### Rows
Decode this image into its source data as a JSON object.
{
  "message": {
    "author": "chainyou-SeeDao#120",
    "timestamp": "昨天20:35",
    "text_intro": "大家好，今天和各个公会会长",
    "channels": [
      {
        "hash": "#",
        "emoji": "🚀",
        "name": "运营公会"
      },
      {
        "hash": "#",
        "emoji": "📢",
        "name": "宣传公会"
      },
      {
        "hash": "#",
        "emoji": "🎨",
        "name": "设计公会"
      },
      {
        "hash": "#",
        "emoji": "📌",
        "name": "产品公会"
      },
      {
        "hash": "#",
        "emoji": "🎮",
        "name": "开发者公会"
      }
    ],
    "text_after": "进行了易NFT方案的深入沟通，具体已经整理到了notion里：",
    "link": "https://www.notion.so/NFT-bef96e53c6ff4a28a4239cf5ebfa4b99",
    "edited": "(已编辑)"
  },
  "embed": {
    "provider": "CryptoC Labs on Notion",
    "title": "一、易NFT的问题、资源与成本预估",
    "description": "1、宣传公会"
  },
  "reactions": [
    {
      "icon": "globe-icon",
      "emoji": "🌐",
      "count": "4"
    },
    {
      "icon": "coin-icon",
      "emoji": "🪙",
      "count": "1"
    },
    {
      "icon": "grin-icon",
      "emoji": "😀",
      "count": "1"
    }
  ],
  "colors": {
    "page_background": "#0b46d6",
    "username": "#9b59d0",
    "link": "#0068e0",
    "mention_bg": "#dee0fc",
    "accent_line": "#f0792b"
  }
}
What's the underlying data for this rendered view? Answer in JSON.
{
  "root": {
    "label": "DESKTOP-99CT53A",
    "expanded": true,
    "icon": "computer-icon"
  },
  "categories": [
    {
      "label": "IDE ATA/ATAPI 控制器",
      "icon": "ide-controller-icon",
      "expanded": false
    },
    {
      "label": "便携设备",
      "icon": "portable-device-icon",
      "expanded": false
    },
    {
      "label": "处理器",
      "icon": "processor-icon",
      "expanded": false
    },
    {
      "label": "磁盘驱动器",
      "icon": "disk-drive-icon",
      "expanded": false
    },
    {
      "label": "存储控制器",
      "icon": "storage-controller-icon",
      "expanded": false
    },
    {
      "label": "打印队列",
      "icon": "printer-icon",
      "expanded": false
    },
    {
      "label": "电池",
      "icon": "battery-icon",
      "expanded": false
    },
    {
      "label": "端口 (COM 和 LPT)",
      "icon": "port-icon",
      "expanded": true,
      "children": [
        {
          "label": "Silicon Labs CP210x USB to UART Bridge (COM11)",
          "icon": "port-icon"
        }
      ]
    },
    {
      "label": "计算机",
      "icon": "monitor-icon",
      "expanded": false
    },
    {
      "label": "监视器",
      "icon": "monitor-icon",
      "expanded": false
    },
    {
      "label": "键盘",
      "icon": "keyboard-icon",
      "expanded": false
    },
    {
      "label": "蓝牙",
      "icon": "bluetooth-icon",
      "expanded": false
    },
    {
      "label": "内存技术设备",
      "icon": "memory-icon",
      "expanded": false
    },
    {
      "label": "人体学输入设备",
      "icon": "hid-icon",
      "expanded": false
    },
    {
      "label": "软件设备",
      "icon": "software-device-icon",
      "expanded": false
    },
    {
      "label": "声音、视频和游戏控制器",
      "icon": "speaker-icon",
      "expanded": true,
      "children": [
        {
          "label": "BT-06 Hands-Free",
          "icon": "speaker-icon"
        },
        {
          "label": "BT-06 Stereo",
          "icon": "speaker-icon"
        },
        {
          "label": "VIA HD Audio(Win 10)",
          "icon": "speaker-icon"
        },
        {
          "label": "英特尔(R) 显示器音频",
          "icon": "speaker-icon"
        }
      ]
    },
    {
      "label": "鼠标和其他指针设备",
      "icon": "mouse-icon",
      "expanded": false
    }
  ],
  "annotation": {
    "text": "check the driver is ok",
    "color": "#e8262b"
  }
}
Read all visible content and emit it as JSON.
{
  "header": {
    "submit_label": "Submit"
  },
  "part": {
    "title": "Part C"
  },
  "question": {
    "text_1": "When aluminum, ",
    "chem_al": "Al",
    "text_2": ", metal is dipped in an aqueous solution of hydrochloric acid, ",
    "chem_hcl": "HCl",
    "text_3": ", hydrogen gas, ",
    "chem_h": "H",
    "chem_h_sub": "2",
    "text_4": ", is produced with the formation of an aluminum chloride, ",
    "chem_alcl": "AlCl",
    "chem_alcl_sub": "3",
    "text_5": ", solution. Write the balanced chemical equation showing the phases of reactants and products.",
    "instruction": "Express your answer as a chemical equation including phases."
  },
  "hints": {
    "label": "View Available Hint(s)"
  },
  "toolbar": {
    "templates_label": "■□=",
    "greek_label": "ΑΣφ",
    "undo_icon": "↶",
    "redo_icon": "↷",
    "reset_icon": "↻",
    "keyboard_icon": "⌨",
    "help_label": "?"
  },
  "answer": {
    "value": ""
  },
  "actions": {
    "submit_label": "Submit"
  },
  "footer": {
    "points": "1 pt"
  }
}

### What you have to do
Scan the records above for the string "this", then report every line that contains it.

### Answer to the problem
Decode this image into its source data as a JSON object.
What's the underlying data for this rendered view? Answer in JSON.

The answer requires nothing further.